Extracted records
★ ★ ★

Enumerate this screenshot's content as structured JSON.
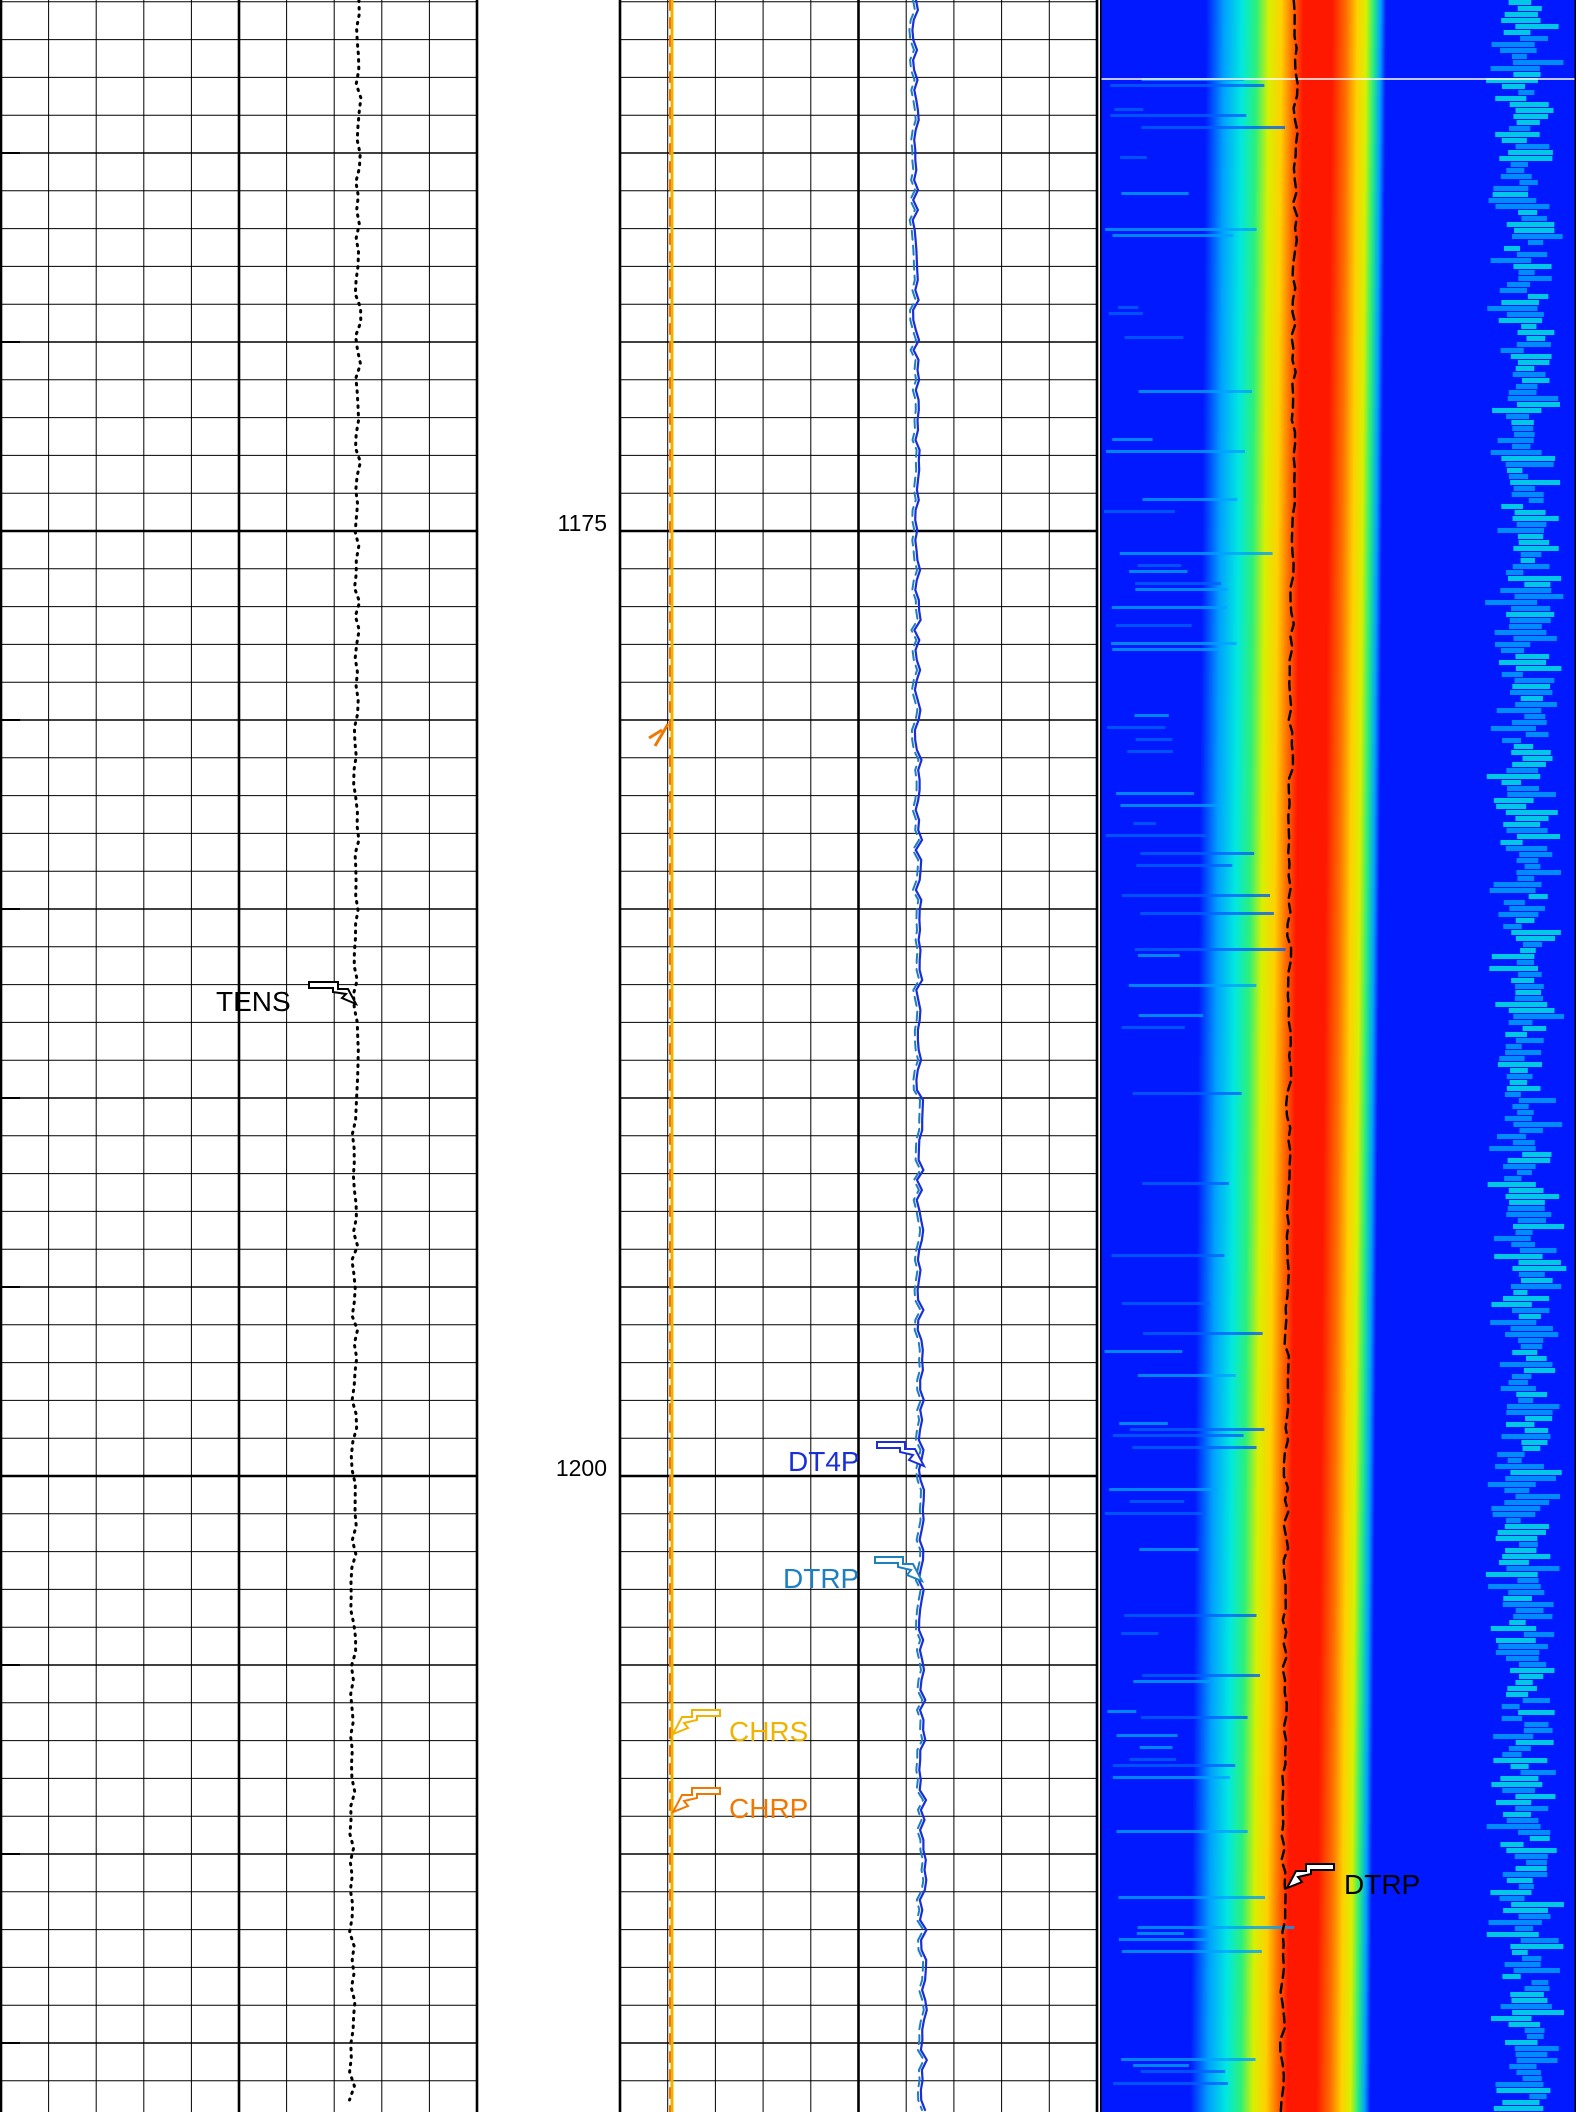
{
  "depth_track": {
    "labels": [
      {
        "depth": 1175,
        "text": "1175"
      },
      {
        "depth": 1200,
        "text": "1200"
      }
    ],
    "visible_range": [
      1161.1,
      1216.9
    ]
  },
  "track1": {
    "curves": [
      {
        "name": "TENS",
        "label": "TENS",
        "color": "#000000",
        "style": "dotted"
      }
    ]
  },
  "track2": {
    "curves": [
      {
        "name": "DT4P",
        "label": "DT4P",
        "color": "#1a2fd8",
        "style": "solid"
      },
      {
        "name": "DTRP",
        "label": "DTRP",
        "color": "#1e7fc0",
        "style": "dashed"
      },
      {
        "name": "CHRS",
        "label": "CHRS",
        "color": "#f0b400",
        "style": "solid"
      },
      {
        "name": "CHRP",
        "label": "CHRP",
        "color": "#f07800",
        "style": "dashed"
      }
    ]
  },
  "track3": {
    "type": "vdl-colormap",
    "colors": [
      "#0019ff",
      "#00a0ff",
      "#00e8e0",
      "#2cf07a",
      "#d8f000",
      "#ffd000",
      "#ff7000",
      "#ff1800"
    ],
    "curves": [
      {
        "name": "DTRP",
        "label": "DTRP",
        "color": "#000000",
        "style": "dashed"
      }
    ]
  }
}
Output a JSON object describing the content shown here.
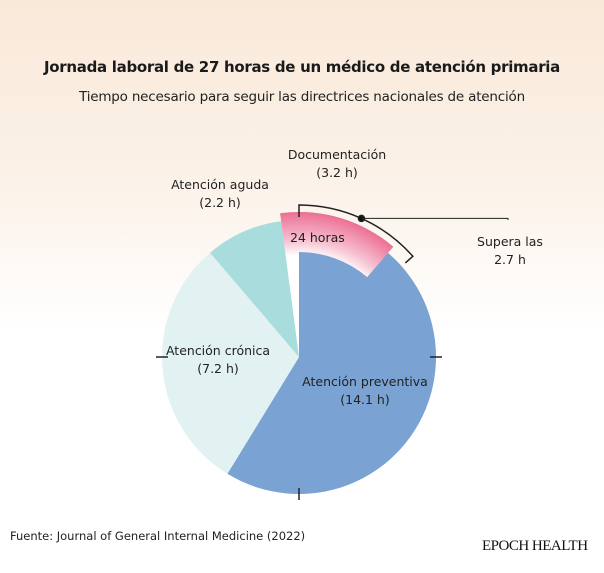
{
  "chart_data": {
    "type": "pie",
    "title": "Jornada laboral de 27 horas de un médico de atención primaria",
    "subtitle": "Tiempo necesario para seguir las directrices nacionales de atención",
    "unit": "h",
    "slices": [
      {
        "name": "Atención preventiva",
        "value": 14.1,
        "label": "(14.1 h)",
        "color": "#7aa3d3"
      },
      {
        "name": "Atención crónica",
        "value": 7.2,
        "label": "(7.2 h)",
        "color": "#e2f2f3"
      },
      {
        "name": "Atención aguda",
        "value": 2.2,
        "label": "(2.2 h)",
        "color": "#a9dcdd"
      },
      {
        "name": "Documentación",
        "value": 3.2,
        "label": "(3.2 h)",
        "color": "#ec6f94"
      }
    ],
    "reference_total": 24,
    "reference_label": "24 horas",
    "excess_label_line1": "Supera las",
    "excess_label_line2": "2.7 h"
  },
  "footer": {
    "source": "Fuente: Journal of General Internal Medicine (2022)",
    "brand": "EPOCH HEALTH"
  }
}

★ ★ ★

What is being asked
Check each line of the records for the word "horas" and extract those that contain it.

Response below
    "title": "Jornada laboral de 27 horas de un médico de atención primaria",
    "reference_label": "24 horas",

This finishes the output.